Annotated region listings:
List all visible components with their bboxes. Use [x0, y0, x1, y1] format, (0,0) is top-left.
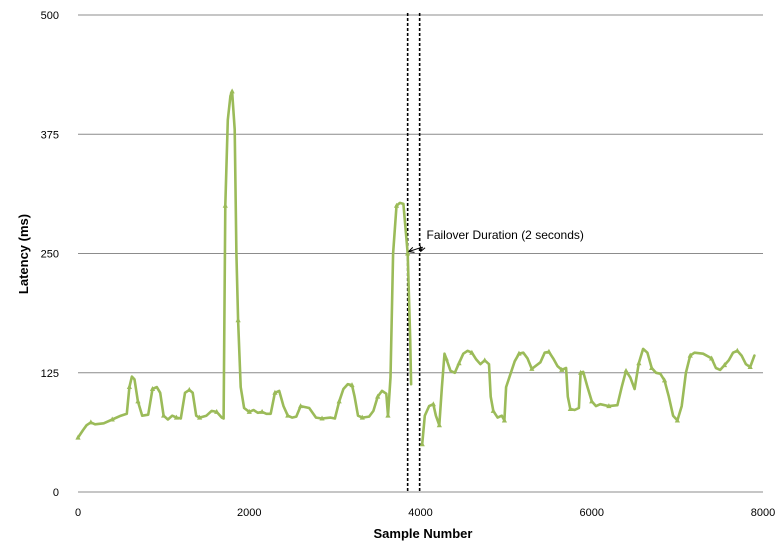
x-tick-label: 0 — [75, 507, 81, 519]
data-point — [126, 384, 132, 390]
data-point — [393, 202, 400, 208]
data-point — [636, 360, 642, 366]
data-point — [272, 389, 278, 395]
data-point — [349, 382, 355, 388]
y-tick-label: 250 — [41, 249, 59, 261]
data-point — [430, 401, 436, 407]
data-point — [529, 365, 535, 371]
data-point — [285, 412, 291, 418]
data-point — [359, 414, 365, 420]
data-point — [214, 408, 220, 414]
x-tick-label: 8000 — [751, 507, 775, 519]
data-point — [109, 416, 115, 422]
data-point — [721, 362, 728, 368]
data-point — [161, 412, 167, 418]
series-line — [420, 347, 756, 446]
x-tick-label: 6000 — [580, 507, 604, 519]
data-point — [149, 385, 156, 391]
data-point — [734, 347, 740, 353]
series-line — [76, 90, 413, 439]
data-point — [375, 393, 381, 399]
data-point — [546, 348, 552, 354]
data-point — [606, 403, 612, 409]
data-point — [405, 250, 411, 256]
data-point — [501, 417, 508, 423]
data-point — [456, 360, 462, 366]
data-point — [135, 398, 141, 404]
tick-labels: 0 125 250 375 500 0 2000 4000 6000 8000 — [41, 10, 776, 519]
latency-series — [75, 88, 756, 447]
y-tick-label: 0 — [53, 487, 59, 499]
data-point — [443, 355, 449, 361]
data-point — [687, 352, 693, 358]
data-point — [419, 441, 425, 447]
data-point — [674, 417, 680, 423]
data-point — [649, 364, 655, 370]
data-point — [589, 398, 595, 404]
data-point — [196, 414, 203, 420]
y-axis-title: Latency (ms) — [16, 214, 31, 294]
annotation-text: Failover Duration (2 seconds) — [426, 228, 583, 242]
annotation-arrowhead — [419, 245, 426, 252]
data-point — [75, 434, 81, 440]
data-point — [259, 408, 265, 414]
data-point — [436, 422, 442, 428]
data-point — [222, 202, 228, 208]
annotation-arrowhead — [408, 247, 415, 253]
data-point — [298, 403, 304, 409]
data-point — [516, 350, 522, 356]
y-tick-label: 500 — [41, 10, 59, 22]
y-tick-label: 125 — [41, 368, 59, 380]
data-point — [490, 407, 496, 413]
data-point — [336, 398, 342, 404]
x-axis-title: Sample Number — [374, 526, 473, 541]
data-point — [246, 408, 252, 414]
data-point — [578, 369, 584, 375]
x-tick-label: 4000 — [408, 507, 432, 519]
data-point — [567, 406, 573, 412]
annotations: Failover Duration (2 seconds) — [408, 228, 584, 253]
x-tick-label: 2000 — [237, 507, 261, 519]
data-point — [385, 412, 391, 418]
data-point — [661, 377, 668, 383]
data-point — [186, 386, 192, 392]
data-point — [229, 88, 235, 94]
data-point — [469, 349, 475, 355]
data-point — [235, 317, 241, 323]
data-point — [747, 364, 753, 370]
data-point — [173, 414, 180, 420]
data-point — [559, 366, 565, 372]
data-point — [623, 367, 629, 373]
data-point — [88, 419, 94, 425]
data-point — [482, 357, 488, 363]
data-point — [709, 355, 715, 361]
grid-lines — [78, 14, 763, 374]
y-tick-label: 375 — [41, 129, 59, 141]
data-point — [319, 415, 325, 421]
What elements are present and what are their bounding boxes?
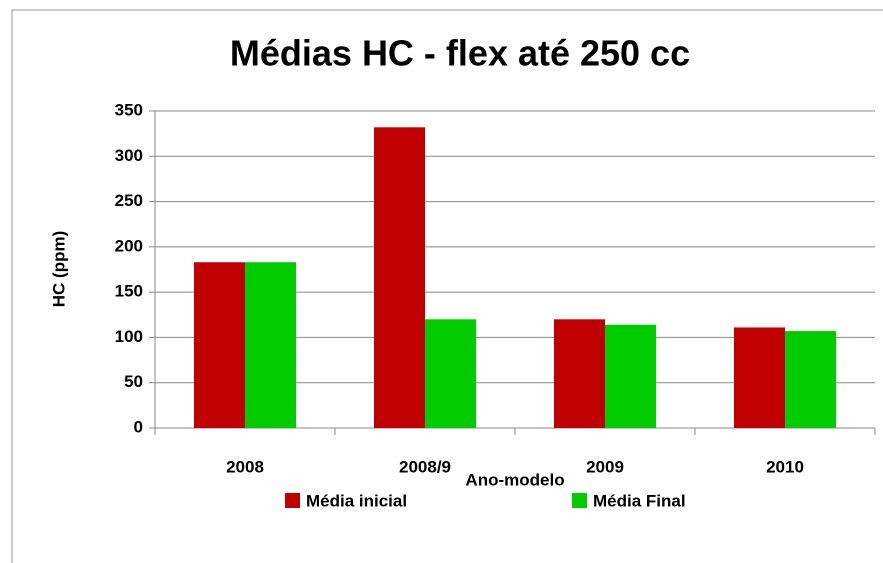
legend-label: Média inicial	[306, 491, 407, 510]
x-tick-label: 2010	[766, 457, 804, 476]
bar	[605, 324, 656, 428]
y-tick-label: 200	[115, 236, 143, 255]
legend-swatch	[285, 493, 300, 508]
bar	[425, 319, 476, 428]
chart-title: Médias HC - flex até 250 cc	[230, 33, 690, 74]
y-tick-label: 350	[115, 100, 143, 119]
bar	[194, 262, 245, 428]
y-tick-label: 250	[115, 191, 143, 210]
bar	[245, 262, 296, 428]
x-axis-label: Ano-modelo	[465, 470, 564, 489]
y-tick-label: 300	[115, 146, 143, 165]
y-tick-label: 50	[124, 372, 143, 391]
y-tick-label: 100	[115, 327, 143, 346]
x-tick-label: 2008/9	[399, 457, 451, 476]
legend-swatch	[572, 493, 587, 508]
bar	[734, 327, 785, 428]
bar	[554, 319, 605, 428]
frame	[11, 9, 883, 563]
bar	[374, 127, 425, 428]
bar	[785, 331, 836, 428]
legend-label: Média Final	[593, 491, 686, 510]
x-tick-label: 2008	[226, 457, 264, 476]
y-tick-label: 150	[115, 282, 143, 301]
y-axis-label: HC (ppm)	[49, 231, 68, 307]
y-tick-label: 0	[134, 417, 143, 436]
x-tick-label: 2009	[586, 457, 624, 476]
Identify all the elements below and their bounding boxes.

What you are asked to do:
Copy out word for word everything in the material above, from the line that contains "491, 407, 510]" down to the line that contains "372, 143, 391]", with both of those lines included.

Task output:
legend-label: Média inicial	[306, 491, 407, 510]
x-tick-label: 2010	[766, 457, 804, 476]
bar	[605, 324, 656, 428]
y-tick-label: 200	[115, 236, 143, 255]
legend-swatch	[285, 493, 300, 508]
bar	[425, 319, 476, 428]
chart-title: Médias HC - flex até 250 cc	[230, 33, 690, 74]
y-tick-label: 350	[115, 100, 143, 119]
bar	[194, 262, 245, 428]
y-tick-label: 250	[115, 191, 143, 210]
bar	[245, 262, 296, 428]
x-axis-label: Ano-modelo	[465, 470, 564, 489]
y-tick-label: 300	[115, 146, 143, 165]
y-tick-label: 50	[124, 372, 143, 391]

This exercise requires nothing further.